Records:
━━━━

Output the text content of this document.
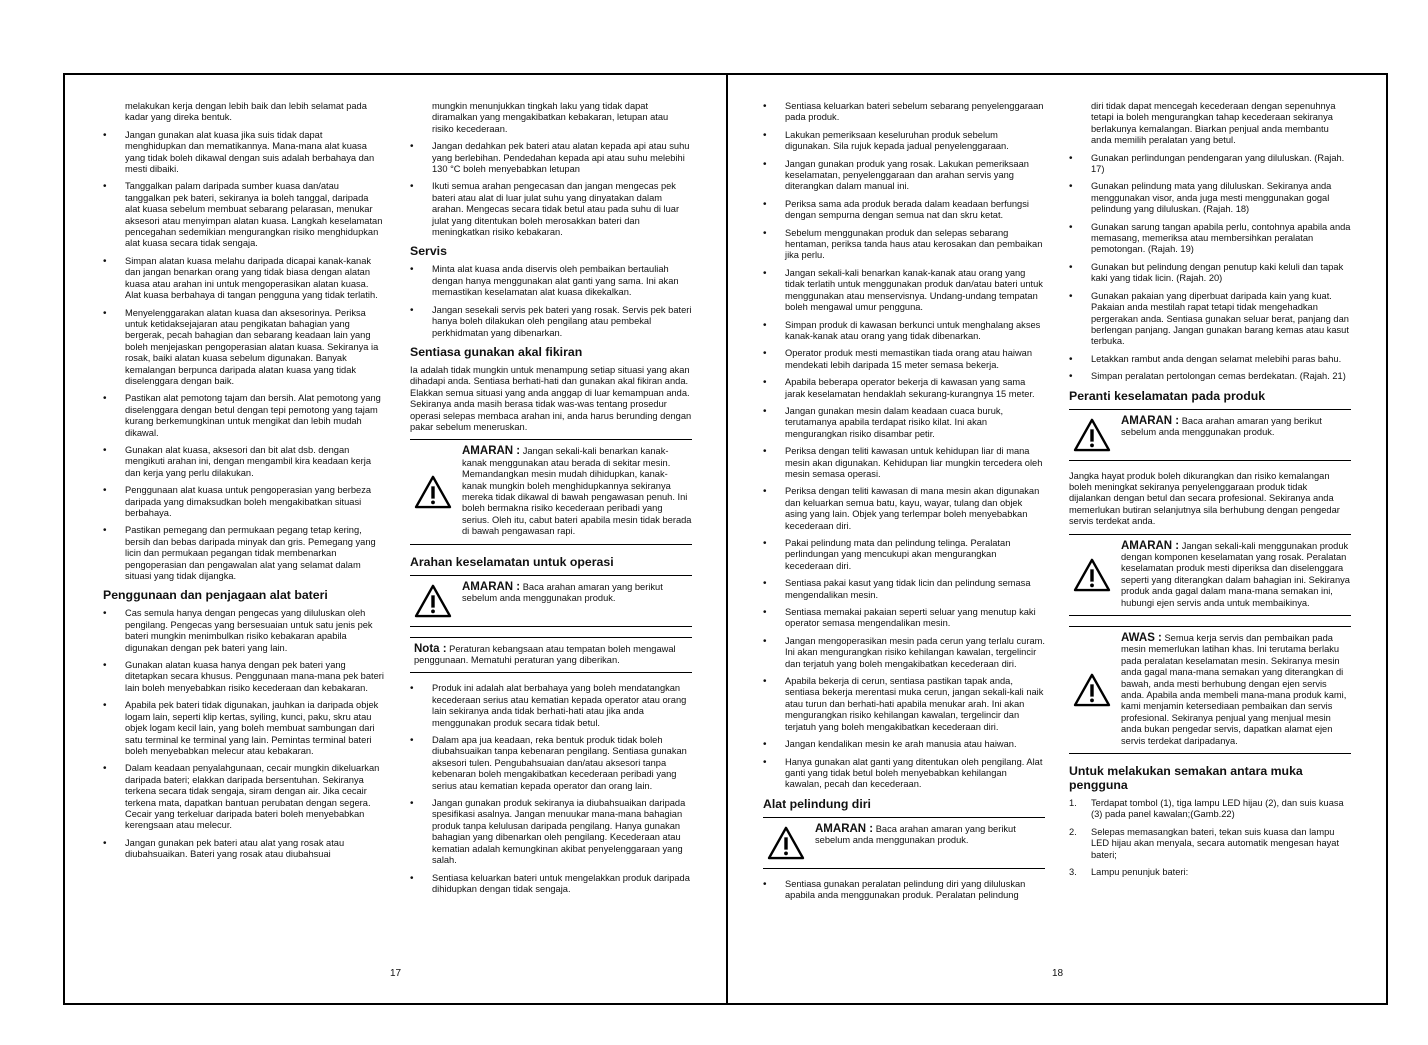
melakukan kerja dengan lebih baik dan lebih selamat pada kadar yang direka bentuk.
• Jangan gunakan alat kuasa jika suis tidak dapat menghidupkan dan mematikannya. Mana-mana alat kuasa yang tidak boleh dikawal dengan suis adalah berbahaya dan mesti dibaiki.
• Tanggalkan palam daripada sumber kuasa dan/atau tanggalkan pek bateri, sekiranya ia boleh tanggal, daripada alat kuasa sebelum membuat sebarang pelarasan, menukar aksesori atau menyimpan alatan kuasa. Langkah keselamatan pencegahan sedemikian mengurangkan risiko menghidupkan alat kuasa secara tidak sengaja.
• Simpan alatan kuasa melahu daripada dicapai kanak-kanak dan jangan benarkan orang yang tidak biasa dengan alatan kuasa atau arahan ini untuk mengoperasikan alatan kuasa. Alat kuasa berbahaya di tangan pengguna yang tidak terlatih.
• Menyelenggarakan alatan kuasa dan aksesorinya. Periksa untuk ketidaksejajaran atau pengikatan bahagian yang bergerak, pecah bahagian dan sebarang keadaan lain yang boleh menjejaskan pengoperasian alatan kuasa. Sekiranya ia rosak, baiki alatan kuasa sebelum digunakan. Banyak kemalangan berpunca daripada alatan kuasa yang tidak diselenggara dengan baik.
• Pastikan alat pemotong tajam dan bersih. Alat pemotong yang diselenggara dengan betul dengan tepi pemotong yang tajam kurang berkemungkinan untuk mengikat dan lebih mudah dikawal.
• Gunakan alat kuasa, aksesori dan bit alat dsb. dengan mengikuti arahan ini, dengan mengambil kira keadaan kerja dan kerja yang perlu dilakukan.
• Penggunaan alat kuasa untuk pengoperasian yang berbeza daripada yang dimaksudkan boleh mengakibatkan situasi berbahaya.
• Pastikan pemegang dan permukaan pegang tetap kering, bersih dan bebas daripada minyak dan gris. Pemegang yang licin dan permukaan pegangan tidak membenarkan pengoperasian dan pengawalan alat yang selamat dalam situasi yang tidak dijangka.
Penggunaan dan penjagaan alat bateri
• Cas semula hanya dengan pengecas yang diluluskan oleh pengilang. Pengecas yang bersesuaian untuk satu jenis pek bateri mungkin menimbulkan risiko kebakaran apabila digunakan dengan pek bateri yang lain.
• Gunakan alatan kuasa hanya dengan pek bateri yang ditetapkan secara khusus. Penggunaan mana-mana pek bateri lain boleh menyebabkan risiko kecederaan dan kebakaran.
• Apabila pek bateri tidak digunakan, jauhkan ia daripada objek logam lain, seperti klip kertas, syiling, kunci, paku, skru atau objek logam kecil lain, yang boleh membuat sambungan dari satu terminal ke terminal yang lain. Pemintas terminal bateri boleh menyebabkan melecur atau kebakaran.
• Dalam keadaan penyalahgunaan, cecair mungkin dikeluarkan daripada bateri; elakkan daripada bersentuhan. Sekiranya terkena secara tidak sengaja, siram dengan air. Jika cecair terkena mata, dapatkan bantuan perubatan dengan segera. Cecair yang terkeluar daripada bateri boleh menyebabkan kerengsaan atau melecur.
• Jangan gunakan pek bateri atau alat yang rosak atau diubahsuaikan. Bateri yang rosak atau diubahsuai
mungkin menunjukkan tingkah laku yang tidak dapat diramalkan yang mengakibatkan kebakaran, letupan atau risiko kecederaan.
• Jangan dedahkan pek bateri atau alatan kepada api atau suhu yang berlebihan. Pendedahan kepada api atau suhu melebihi 130 °C boleh menyebabkan letupan
• Ikuti semua arahan pengecasan dan jangan mengecas pek bateri atau alat di luar julat suhu yang dinyatakan dalam arahan. Mengecas secara tidak betul atau pada suhu di luar julat yang ditentukan boleh merosakkan bateri dan meningkatkan risiko kebakaran.
Servis
• Minta alat kuasa anda diservis oleh pembaikan bertauliah dengan hanya menggunakan alat ganti yang sama. Ini akan memastikan keselamatan alat kuasa dikekalkan.
• Jangan sesekali servis pek bateri yang rosak. Servis pek bateri hanya boleh dilakukan oleh pengilang atau pembekal perkhidmatan yang dibenarkan.
Sentiasa gunakan akal fikiran

Ia adalah tidak mungkin untuk menampung setiap situasi yang akan dihadapi anda. Sentiasa berhati-hati dan gunakan akal fikiran anda. Elakkan semua situasi yang anda anggap di luar kemampuan anda. Sekiranya anda masih berasa tidak was-was tentang prosedur operasi selepas membaca arahan ini, anda harus berunding dengan pakar sebelum meneruskan.

AMARAN : Jangan sekali-kali benarkan kanak-kanak menggunakan atau berada di sekitar mesin. Memandangkan mesin mudah dihidupkan, kanak-kanak mungkin boleh menghidupkannya sekiranya mereka tidak dikawal di bawah pengawasan penuh. Ini boleh bermakna risiko kecederaan peribadi yang serius. Oleh itu, cabut bateri apabila mesin tidak berada di bawah pengawasan rapi.
Arahan keselamatan untuk operasi
AMARAN : Baca arahan amaran yang berikut sebelum anda menggunakan produk.
Nota : Peraturan kebangsaan atau tempatan boleh mengawal penggunaan. Mematuhi peraturan yang diberikan.
• Produk ini adalah alat berbahaya yang boleh mendatangkan kecederaan serius atau kematian kepada operator atau orang lain sekiranya anda tidak berhati-hati atau jika anda menggunakan produk secara tidak betul.
• Dalam apa jua keadaan, reka bentuk produk tidak boleh diubahsuaikan tanpa kebenaran pengilang. Sentiasa gunakan aksesori tulen. Pengubahsuaian dan/atau aksesori tanpa kebenaran boleh mengakibatkan kecederaan peribadi yang serius atau kematian kepada operator dan orang lain.
• Jangan gunakan produk sekiranya ia diubahsuaikan daripada spesifikasi asalnya. Jangan menuukar mana-mana bahagian produk tanpa kelulusan daripada pengilang. Hanya gunakan bahagian yang dibenarkan oleh pengilang. Kecederaan atau kematian adalah kemungkinan akibat penyelenggaraan yang salah.
• Sentiasa keluarkan bateri untuk mengelakkan produk daripada dihidupkan dengan tidak sengaja.
17
• Sentiasa keluarkan bateri sebelum sebarang penyelenggaraan pada produk.
• Lakukan pemeriksaan keseluruhan produk sebelum digunakan. Sila rujuk kepada jadual penyelenggaraan.
• Jangan gunakan produk yang rosak. Lakukan pemeriksaan keselamatan, penyelenggaraan dan arahan servis yang diterangkan dalam manual ini.
• Periksa sama ada produk berada dalam keadaan berfungsi dengan sempurna dengan semua nat dan skru ketat.
• Sebelum menggunakan produk dan selepas sebarang hentaman, periksa tanda haus atau kerosakan dan pembaikan jika perlu.
• Jangan sekali-kali benarkan kanak-kanak atau orang yang tidak terlatih untuk menggunakan produk dan/atau bateri untuk menggunakan atau menservisnya. Undang-undang tempatan boleh mengawal umur pengguna.
• Simpan produk di kawasan berkunci untuk menghalang akses kanak-kanak atau orang yang tidak dibenarkan.
• Operator produk mesti memastikan tiada orang atau haiwan mendekati lebih daripada 15 meter semasa bekerja.
• Apabila beberapa operator bekerja di kawasan yang sama jarak keselamatan hendaklah sekurang-kurangnya 15 meter.
• Jangan gunakan mesin dalam keadaan cuaca buruk, terutamanya apabila terdapat risiko kilat. Ini akan mengurangkan risiko disambar petir.
• Periksa dengan teliti kawasan untuk kehidupan liar di mana mesin akan digunakan. Kehidupan liar mungkin tercedera oleh mesin semasa operasi.
• Periksa dengan teliti kawasan di mana mesin akan digunakan dan keluarkan semua batu, kayu, wayar, tulang dan objek asing yang lain. Objek yang terlempar boleh menyebabkan kecederaan diri.
• Pakai pelindung mata dan pelindung telinga. Peralatan perlindungan yang mencukupi akan mengurangkan kecederaan diri.
• Sentiasa pakai kasut yang tidak licin dan pelindung semasa mengendalikan mesin.
• Sentiasa memakai pakaian seperti seluar yang menutup kaki operator semasa mengendalikan mesin.
• Jangan mengoperasikan mesin pada cerun yang terlalu curam. Ini akan mengurangkan risiko kehilangan kawalan, tergelincir dan terjatuh yang boleh mengakibatkan kecederaan diri.
• Apabila bekerja di cerun, sentiasa pastikan tapak anda, sentiasa bekerja merentasi muka cerun, jangan sekali-kali naik atau turun dan berhati-hati apabila menukar arah. Ini akan mengurangkan risiko kehilangan kawalan, tergelincir dan terjatuh yang boleh mengakibatkan kecederaan diri.
• Jangan kendalikan mesin ke arah manusia atau haiwan.
• Hanya gunakan alat ganti yang ditentukan oleh pengilang. Alat ganti yang tidak betul boleh menyebabkan kehilangan kawalan, pecah dan kecederaan.
Alat pelindung diri
AMARAN : Baca arahan amaran yang berikut sebelum anda menggunakan produk.
• Sentiasa gunakan peralatan pelindung diri yang diluluskan apabila anda menggunakan produk. Peralatan pelindung
diri tidak dapat mencegah kecederaan dengan sepenuhnya tetapi ia boleh mengurangkan tahap kecederaan sekiranya berlakunya kemalangan. Biarkan penjual anda membantu anda memilih peralatan yang betul.
• Gunakan perlindungan pendengaran yang diluluskan. (Rajah. 17)
• Gunakan pelindung mata yang diluluskan. Sekiranya anda menggunakan visor, anda juga mesti menggunakan gogal pelindung yang diluluskan. (Rajah. 18)
• Gunakan sarung tangan apabila perlu, contohnya apabila anda memasang, memeriksa atau membersihkan peralatan pemotongan. (Rajah. 19)
• Gunakan but pelindung dengan penutup kaki keluli dan tapak kaki yang tidak licin. (Rajah. 20)
• Gunakan pakaian yang diperbuat daripada kain yang kuat. Pakaian anda mestilah rapat tetapi tidak mengehadkan pergerakan anda. Sentiasa gunakan seluar berat, panjang dan berlengan panjang. Jangan gunakan barang kemas atau kasut terbuka.
• Letakkan rambut anda dengan selamat melebihi paras bahu.
• Simpan peralatan pertolongan cemas berdekatan. (Rajah. 21)
Peranti keselamatan pada produk
AMARAN : Baca arahan amaran yang berikut sebelum anda menggunakan produk.

Jangka hayat produk boleh dikurangkan dan risiko kemalangan boleh meningkat sekiranya penyelenggaraan produk tidak dijalankan dengan betul dan secara profesional. Sekiranya anda memerlukan butiran selanjutnya sila berhubung dengan pengedar servis terdekat anda.

AMARAN : Jangan sekali-kali menggunakan produk dengan komponen keselamatan yang rosak. Peralatan keselamatan produk mesti diperiksa dan diselenggara seperti yang diterangkan dalam bahagian ini. Sekiranya produk anda gagal dalam mana-mana semakan ini, hubungi ejen servis anda untuk membaikinya.
AWAS : Semua kerja servis dan pembaikan pada mesin memerlukan latihan khas. Ini terutama berlaku pada peralatan keselamatan mesin. Sekiranya mesin anda gagal mana-mana semakan yang diterangkan di bawah, anda mesti berhubung dengan ejen servis anda. Apabila anda membeli mana-mana produk kami, kami menjamin ketersediaan pembaikan dan servis profesional. Sekiranya penjual yang menjual mesin anda bukan pengedar servis, dapatkan alamat ejen servis terdekat daripadanya.
Untuk melakukan semakan antara muka pengguna
1. Terdapat tombol (1), tiga lampu LED hijau (2), dan suis kuasa (3) pada panel kawalan;(Gamb.22)
2. Selepas memasangkan bateri, tekan suis kuasa dan lampu LED hijau akan menyala, secara automatik mengesan hayat bateri;
3. Lampu penunjuk bateri:
18
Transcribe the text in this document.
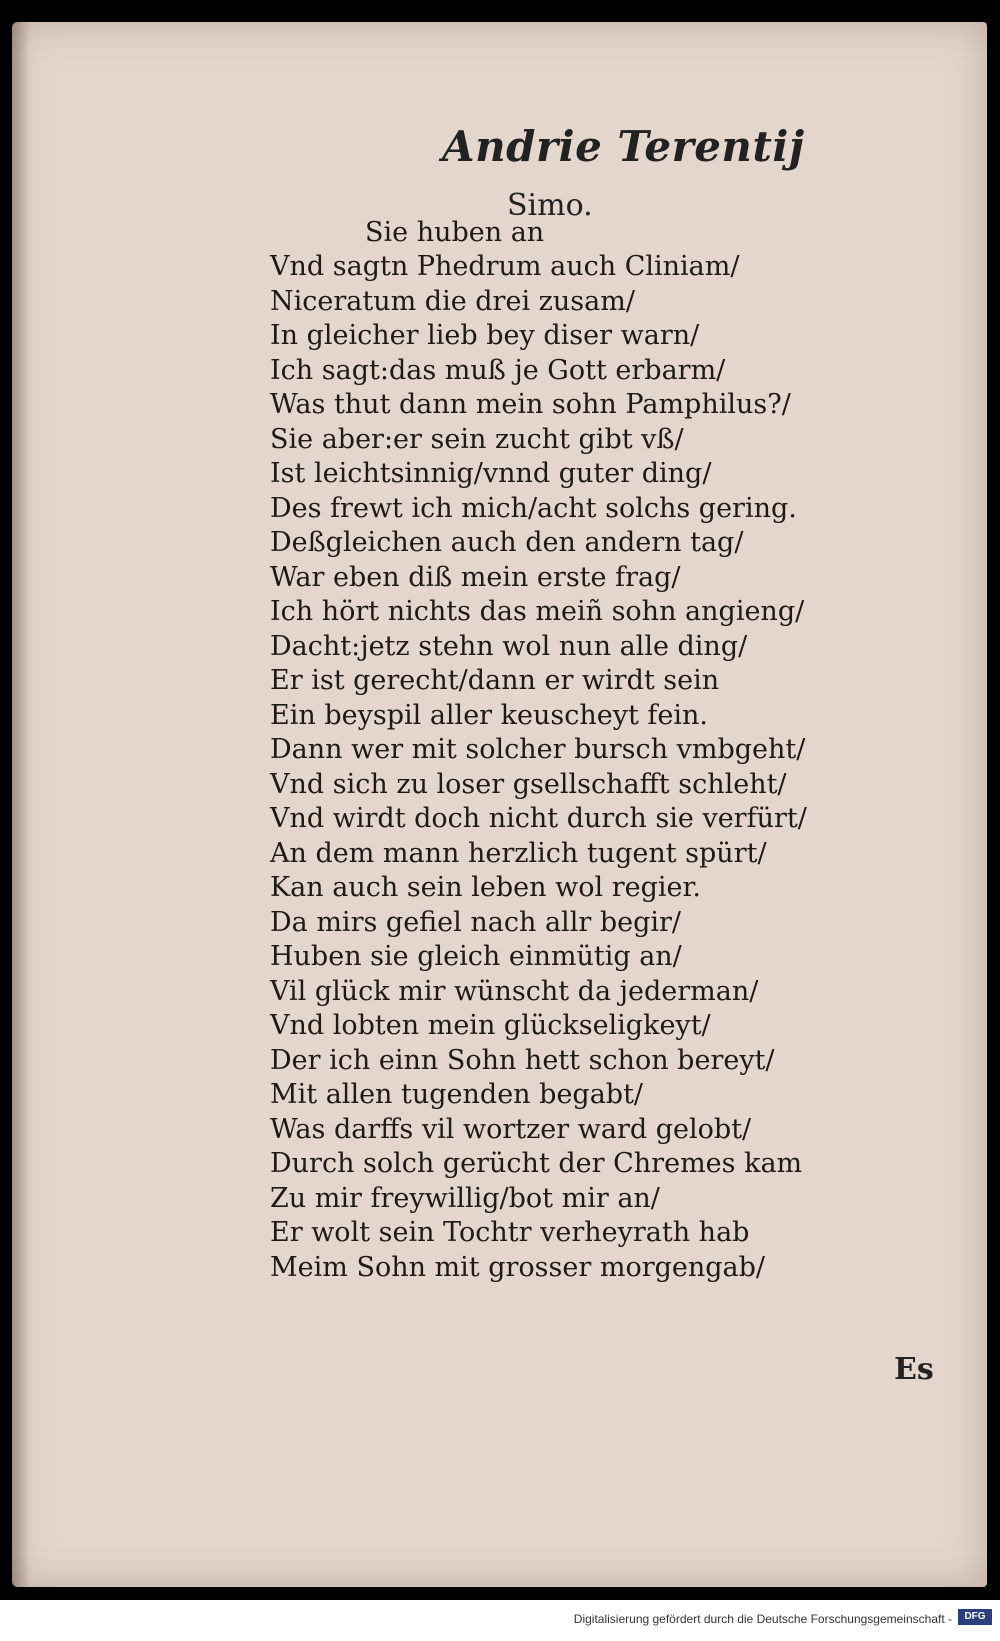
Andrie Terentij
Simo.
Sie huben an
Vnd sagtn Phedrum auch Cliniam/
Niceratum die drei zusam/
In gleicher lieb bey diser warn/
Ich sagt:das muß je Gott erbarm/
Was thut dann mein sohn Pamphilus?/
Sie aber:er sein zucht gibt vß/
Ist leichtsinnig/vnnd guter ding/
Des frewt ich mich/acht solchs gering.
Deßgleichen auch den andern tag/
War eben diß mein erste frag/
Ich hört nichts das meiñ sohn angieng/
Dacht:jetz stehn wol nun alle ding/
Er ist gerecht/dann er wirdt sein
Ein beyspil aller keuscheyt fein.
Dann wer mit solcher bursch vmbgeht/
Vnd sich zu loser gsellschafft schleht/
Vnd wirdt doch nicht durch sie verfürt/
An dem mann herzlich tugent spürt/
Kan auch sein leben wol regier.
Da mirs gefiel nach allr begir/
Huben sie gleich einmütig an/
Vil glück mir wünscht da jederman/
Vnd lobten mein glückseligkeyt/
Der ich einn Sohn hett schon bereyt/
Mit allen tugenden begabt/
Was darffs vil wortzer ward gelobt/
Durch solch gerücht der Chremes kam
Zu mir freywillig/bot mir an/
Er wolt sein Tochtr verheyrath hab
Meim Sohn mit grosser morgengab/
Es
Digitalisierung gefördert durch die Deutsche Forschungsgemeinschaft -	DFG
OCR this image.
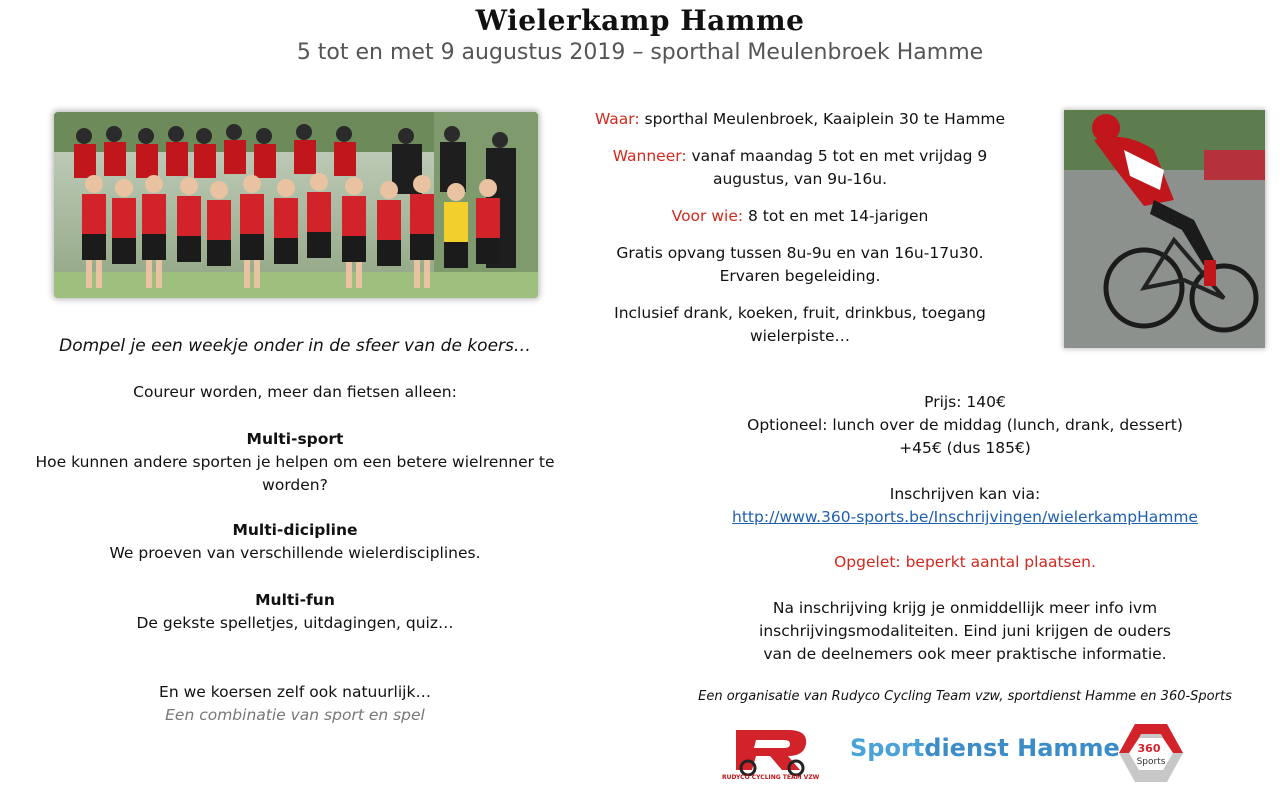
Wielerkamp Hamme
5 tot en met 9 augustus 2019 – sporthal Meulenbroek Hamme
Dompel je een weekje onder in de sfeer van de koers…
Coureur worden, meer dan fietsen alleen:
Multi-sport
Hoe kunnen andere sporten je helpen om een betere wielrenner te worden?
Multi-dicipline
We proeven van verschillende wielerdisciplines.
Multi-fun
De gekste spelletjes, uitdagingen, quiz…
En we koersen zelf ook natuurlijk…
Een combinatie van sport en spel

Waar: sporthal Meulenbroek, Kaaiplein 30 te Hamme

Wanneer: vanaf maandag 5 tot en met vrijdag 9 augustus, van 9u-16u.

Voor wie: 8 tot en met 14-jarigen

Gratis opvang tussen 8u-9u en van 16u-17u30.
Ervaren begeleiding.

Inclusief drank, koeken, fruit, drinkbus, toegang wielerpiste…

Prijs: 140€
Optioneel: lunch over de middag (lunch, drank, dessert)
+45€ (dus 185€)
Inschrijven kan via:
http://www.360-sports.be/Inschrijvingen/wielerkampHamme
Opgelet: beperkt aantal plaatsen.
Na inschrijving krijg je onmiddellijk meer info ivm inschrijvingsmodaliteiten. Eind juni krijgen de ouders van de deelnemers ook meer praktische informatie.
Een organisatie van Rudyco Cycling Team vzw, sportdienst Hamme en 360-Sports
RUDYCO CYCLING TEAM VZW
Sportdienst Hamme 360
Sports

━━━━

Show every line in the entries where the string "memastikan" occurs.

[Solution to this problem]:
• Minta alat kuasa anda diservis oleh pembaikan bertauliah dengan hanya menggunakan alat ganti yang sama. Ini akan memastikan keselamatan alat kuasa dikekalkan.
• Operator produk mesti memastikan tiada orang atau haiwan mendekati lebih daripada 15 meter semasa bekerja.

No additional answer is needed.